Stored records
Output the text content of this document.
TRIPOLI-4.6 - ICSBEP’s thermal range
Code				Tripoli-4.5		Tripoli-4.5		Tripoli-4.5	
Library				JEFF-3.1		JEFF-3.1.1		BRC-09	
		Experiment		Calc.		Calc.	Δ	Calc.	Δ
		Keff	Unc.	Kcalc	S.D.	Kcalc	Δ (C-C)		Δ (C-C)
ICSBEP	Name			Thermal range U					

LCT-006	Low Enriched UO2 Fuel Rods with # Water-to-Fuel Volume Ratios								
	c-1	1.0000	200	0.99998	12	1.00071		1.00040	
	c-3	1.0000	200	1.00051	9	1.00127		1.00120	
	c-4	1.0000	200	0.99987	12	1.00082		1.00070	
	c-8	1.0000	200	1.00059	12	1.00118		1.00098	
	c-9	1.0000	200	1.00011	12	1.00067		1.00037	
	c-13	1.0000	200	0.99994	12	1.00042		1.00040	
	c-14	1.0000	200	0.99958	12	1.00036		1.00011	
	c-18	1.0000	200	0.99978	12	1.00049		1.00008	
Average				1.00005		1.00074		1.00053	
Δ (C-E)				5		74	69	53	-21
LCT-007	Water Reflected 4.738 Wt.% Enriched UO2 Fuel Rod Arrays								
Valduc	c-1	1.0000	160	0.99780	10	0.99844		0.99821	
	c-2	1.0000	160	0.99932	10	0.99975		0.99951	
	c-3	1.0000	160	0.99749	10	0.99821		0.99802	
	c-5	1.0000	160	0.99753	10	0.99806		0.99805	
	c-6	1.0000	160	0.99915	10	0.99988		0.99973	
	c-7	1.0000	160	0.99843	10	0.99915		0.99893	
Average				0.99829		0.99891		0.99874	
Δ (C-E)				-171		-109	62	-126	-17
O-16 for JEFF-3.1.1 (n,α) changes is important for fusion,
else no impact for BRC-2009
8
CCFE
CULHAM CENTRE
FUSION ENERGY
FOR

• Written task
Write down the full listing again, exactly.

• Result of this exercise
Output the text content of this document.
TRIPOLI-4.6 - ICSBEP’s thermal range
Code				Tripoli-4.5		Tripoli-4.5		Tripoli-4.5	
Library				JEFF-3.1		JEFF-3.1.1		BRC-09	
		Experiment		Calc.		Calc.	Δ	Calc.	Δ
		Keff	Unc.	Kcalc	S.D.	Kcalc	Δ (C-C)		Δ (C-C)
ICSBEP	Name			Thermal range U					

LCT-006	Low Enriched UO2 Fuel Rods with # Water-to-Fuel Volume Ratios								
	c-1	1.0000	200	0.99998	12	1.00071		1.00040	
	c-3	1.0000	200	1.00051	9	1.00127		1.00120	
	c-4	1.0000	200	0.99987	12	1.00082		1.00070	
	c-8	1.0000	200	1.00059	12	1.00118		1.00098	
	c-9	1.0000	200	1.00011	12	1.00067		1.00037	
	c-13	1.0000	200	0.99994	12	1.00042		1.00040	
	c-14	1.0000	200	0.99958	12	1.00036		1.00011	
	c-18	1.0000	200	0.99978	12	1.00049		1.00008	
Average				1.00005		1.00074		1.00053	
Δ (C-E)				5		74	69	53	-21
LCT-007	Water Reflected 4.738 Wt.% Enriched UO2 Fuel Rod Arrays								
Valduc	c-1	1.0000	160	0.99780	10	0.99844		0.99821	
	c-2	1.0000	160	0.99932	10	0.99975		0.99951	
	c-3	1.0000	160	0.99749	10	0.99821		0.99802	
	c-5	1.0000	160	0.99753	10	0.99806		0.99805	
	c-6	1.0000	160	0.99915	10	0.99988		0.99973	
	c-7	1.0000	160	0.99843	10	0.99915		0.99893	
Average				0.99829		0.99891		0.99874	
Δ (C-E)				-171		-109	62	-126	-17
O-16 for JEFF-3.1.1 (n,α) changes is important for fusion,
else no impact for BRC-2009
8
CCFE
CULHAM CENTRE
FUSION ENERGY
FOR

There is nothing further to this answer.